◆ Task: Select, from the material below, each line with "name" in it.

########

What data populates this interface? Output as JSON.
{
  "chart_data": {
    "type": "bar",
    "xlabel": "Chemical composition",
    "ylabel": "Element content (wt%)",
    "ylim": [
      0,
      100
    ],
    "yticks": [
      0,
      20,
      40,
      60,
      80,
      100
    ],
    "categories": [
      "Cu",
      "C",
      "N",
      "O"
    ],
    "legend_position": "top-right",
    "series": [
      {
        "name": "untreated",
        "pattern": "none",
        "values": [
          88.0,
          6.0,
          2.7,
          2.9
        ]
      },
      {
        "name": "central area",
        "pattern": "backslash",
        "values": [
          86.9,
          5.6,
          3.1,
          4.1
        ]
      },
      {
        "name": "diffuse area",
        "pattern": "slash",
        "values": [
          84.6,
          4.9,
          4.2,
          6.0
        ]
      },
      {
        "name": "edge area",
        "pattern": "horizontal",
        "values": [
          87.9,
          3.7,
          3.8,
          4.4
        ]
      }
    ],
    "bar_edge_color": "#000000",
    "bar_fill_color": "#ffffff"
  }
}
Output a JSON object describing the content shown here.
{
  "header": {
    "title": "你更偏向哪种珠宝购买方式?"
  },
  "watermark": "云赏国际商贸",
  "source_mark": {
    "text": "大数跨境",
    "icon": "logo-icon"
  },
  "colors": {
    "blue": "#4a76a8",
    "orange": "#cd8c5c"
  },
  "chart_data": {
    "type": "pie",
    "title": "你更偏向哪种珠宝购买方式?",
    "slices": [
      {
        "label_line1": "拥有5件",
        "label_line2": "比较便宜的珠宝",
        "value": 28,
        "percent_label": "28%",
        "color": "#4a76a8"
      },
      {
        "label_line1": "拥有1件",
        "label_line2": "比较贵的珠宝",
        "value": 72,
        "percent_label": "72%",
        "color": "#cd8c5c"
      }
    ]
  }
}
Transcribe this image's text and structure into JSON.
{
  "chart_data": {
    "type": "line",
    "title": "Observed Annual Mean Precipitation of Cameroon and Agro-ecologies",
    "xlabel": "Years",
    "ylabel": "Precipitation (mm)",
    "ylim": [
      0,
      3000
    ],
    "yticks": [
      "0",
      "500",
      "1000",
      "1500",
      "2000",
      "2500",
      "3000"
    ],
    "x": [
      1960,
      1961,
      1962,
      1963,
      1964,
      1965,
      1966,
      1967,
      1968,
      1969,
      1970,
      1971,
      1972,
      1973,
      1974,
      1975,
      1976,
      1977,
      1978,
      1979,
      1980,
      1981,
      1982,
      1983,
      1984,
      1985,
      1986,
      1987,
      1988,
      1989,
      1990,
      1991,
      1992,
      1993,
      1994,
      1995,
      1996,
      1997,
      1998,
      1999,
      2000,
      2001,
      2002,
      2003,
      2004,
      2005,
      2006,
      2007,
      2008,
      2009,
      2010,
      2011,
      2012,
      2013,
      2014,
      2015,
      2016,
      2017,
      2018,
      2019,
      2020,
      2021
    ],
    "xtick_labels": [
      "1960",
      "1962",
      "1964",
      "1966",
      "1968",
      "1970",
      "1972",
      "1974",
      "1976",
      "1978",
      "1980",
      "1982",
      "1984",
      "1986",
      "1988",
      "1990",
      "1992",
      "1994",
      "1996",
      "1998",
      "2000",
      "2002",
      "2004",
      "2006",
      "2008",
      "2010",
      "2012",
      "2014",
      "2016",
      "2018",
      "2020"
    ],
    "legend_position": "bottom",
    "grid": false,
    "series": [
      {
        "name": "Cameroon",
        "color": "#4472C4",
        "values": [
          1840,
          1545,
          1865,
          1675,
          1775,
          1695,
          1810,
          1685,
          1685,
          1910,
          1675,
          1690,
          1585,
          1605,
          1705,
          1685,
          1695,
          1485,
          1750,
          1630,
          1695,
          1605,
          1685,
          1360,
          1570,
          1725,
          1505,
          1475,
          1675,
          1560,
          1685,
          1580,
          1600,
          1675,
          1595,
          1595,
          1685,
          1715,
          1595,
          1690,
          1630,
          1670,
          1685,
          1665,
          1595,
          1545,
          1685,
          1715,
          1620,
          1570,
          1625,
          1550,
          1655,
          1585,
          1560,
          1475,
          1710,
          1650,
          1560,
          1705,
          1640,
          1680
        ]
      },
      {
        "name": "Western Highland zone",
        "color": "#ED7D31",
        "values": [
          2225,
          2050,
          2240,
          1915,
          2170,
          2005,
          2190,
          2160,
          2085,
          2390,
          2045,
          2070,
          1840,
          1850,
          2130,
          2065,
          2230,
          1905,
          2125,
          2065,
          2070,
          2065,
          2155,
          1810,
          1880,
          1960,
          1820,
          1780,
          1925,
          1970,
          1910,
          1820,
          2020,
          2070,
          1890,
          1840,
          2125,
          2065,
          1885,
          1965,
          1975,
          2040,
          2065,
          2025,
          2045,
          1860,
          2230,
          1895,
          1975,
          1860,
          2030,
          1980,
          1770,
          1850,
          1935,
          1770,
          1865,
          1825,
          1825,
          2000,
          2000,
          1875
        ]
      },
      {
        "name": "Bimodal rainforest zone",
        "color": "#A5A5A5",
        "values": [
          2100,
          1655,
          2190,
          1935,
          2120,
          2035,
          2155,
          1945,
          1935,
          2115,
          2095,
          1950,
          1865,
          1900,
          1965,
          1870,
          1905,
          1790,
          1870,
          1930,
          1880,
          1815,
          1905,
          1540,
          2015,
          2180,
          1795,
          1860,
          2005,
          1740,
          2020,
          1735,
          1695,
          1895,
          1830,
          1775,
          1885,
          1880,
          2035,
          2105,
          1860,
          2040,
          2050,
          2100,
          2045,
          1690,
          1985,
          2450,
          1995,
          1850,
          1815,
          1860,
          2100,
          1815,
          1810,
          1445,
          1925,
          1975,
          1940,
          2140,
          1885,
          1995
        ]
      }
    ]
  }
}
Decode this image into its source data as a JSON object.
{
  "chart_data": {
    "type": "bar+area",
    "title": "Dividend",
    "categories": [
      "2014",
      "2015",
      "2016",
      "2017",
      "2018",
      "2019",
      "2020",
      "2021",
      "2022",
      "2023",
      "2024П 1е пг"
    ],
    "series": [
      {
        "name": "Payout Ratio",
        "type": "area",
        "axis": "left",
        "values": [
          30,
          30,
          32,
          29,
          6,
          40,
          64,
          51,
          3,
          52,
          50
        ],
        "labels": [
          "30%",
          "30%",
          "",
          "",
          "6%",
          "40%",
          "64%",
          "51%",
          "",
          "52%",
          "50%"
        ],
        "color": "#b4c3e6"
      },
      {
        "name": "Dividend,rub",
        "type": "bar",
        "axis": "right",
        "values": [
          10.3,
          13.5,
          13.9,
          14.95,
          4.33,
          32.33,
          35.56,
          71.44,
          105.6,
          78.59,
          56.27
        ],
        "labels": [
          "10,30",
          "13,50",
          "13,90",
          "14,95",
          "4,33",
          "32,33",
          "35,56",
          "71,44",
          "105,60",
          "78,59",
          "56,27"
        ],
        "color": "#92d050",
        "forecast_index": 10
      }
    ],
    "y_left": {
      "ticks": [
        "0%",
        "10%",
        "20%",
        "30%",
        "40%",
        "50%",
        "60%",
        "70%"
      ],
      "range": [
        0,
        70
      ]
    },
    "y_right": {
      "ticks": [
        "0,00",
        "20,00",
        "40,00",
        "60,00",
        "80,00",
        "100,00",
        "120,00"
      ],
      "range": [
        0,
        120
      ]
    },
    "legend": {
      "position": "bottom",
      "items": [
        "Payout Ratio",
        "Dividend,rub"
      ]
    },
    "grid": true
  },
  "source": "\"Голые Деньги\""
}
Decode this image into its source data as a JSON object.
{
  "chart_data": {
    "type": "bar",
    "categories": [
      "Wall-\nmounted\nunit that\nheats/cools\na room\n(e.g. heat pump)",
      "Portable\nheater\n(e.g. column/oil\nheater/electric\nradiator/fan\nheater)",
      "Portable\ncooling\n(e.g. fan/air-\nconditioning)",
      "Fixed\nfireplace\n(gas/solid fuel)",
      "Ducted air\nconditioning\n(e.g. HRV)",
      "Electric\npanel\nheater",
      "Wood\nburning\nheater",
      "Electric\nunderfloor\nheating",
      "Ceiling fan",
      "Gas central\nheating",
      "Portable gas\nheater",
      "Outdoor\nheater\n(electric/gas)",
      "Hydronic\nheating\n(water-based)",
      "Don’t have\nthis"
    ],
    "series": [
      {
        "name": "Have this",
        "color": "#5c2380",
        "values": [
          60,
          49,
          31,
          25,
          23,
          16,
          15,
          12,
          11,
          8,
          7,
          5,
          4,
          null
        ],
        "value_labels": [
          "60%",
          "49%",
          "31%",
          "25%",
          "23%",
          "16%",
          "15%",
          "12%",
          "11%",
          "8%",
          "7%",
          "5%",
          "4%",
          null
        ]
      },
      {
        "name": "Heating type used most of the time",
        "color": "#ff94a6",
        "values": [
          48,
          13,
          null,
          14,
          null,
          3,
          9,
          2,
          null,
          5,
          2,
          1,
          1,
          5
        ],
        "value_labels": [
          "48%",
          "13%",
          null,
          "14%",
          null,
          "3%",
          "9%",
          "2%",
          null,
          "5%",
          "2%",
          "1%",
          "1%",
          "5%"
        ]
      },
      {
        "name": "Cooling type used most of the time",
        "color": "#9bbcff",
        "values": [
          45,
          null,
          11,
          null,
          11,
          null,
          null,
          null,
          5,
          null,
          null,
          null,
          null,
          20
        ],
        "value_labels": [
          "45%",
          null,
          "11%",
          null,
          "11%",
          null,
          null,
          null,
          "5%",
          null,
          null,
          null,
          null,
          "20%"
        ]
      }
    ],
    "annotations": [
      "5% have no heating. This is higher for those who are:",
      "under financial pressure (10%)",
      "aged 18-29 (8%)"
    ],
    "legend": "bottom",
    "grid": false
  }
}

########

◆ Worked answer:
        "name": "untreated",
        "name": "central area",
        "name": "diffuse area",
        "name": "edge area",
        "name": "Cameroon",
        "name": "Western Highland zone",
        "name": "Bimodal rainforest zone",
        "name": "Payout Ratio",
        "name": "Dividend,rub",
        "name": "Have this",
        "name": "Heating type used most of the time",
        "name": "Cooling type used most of the time",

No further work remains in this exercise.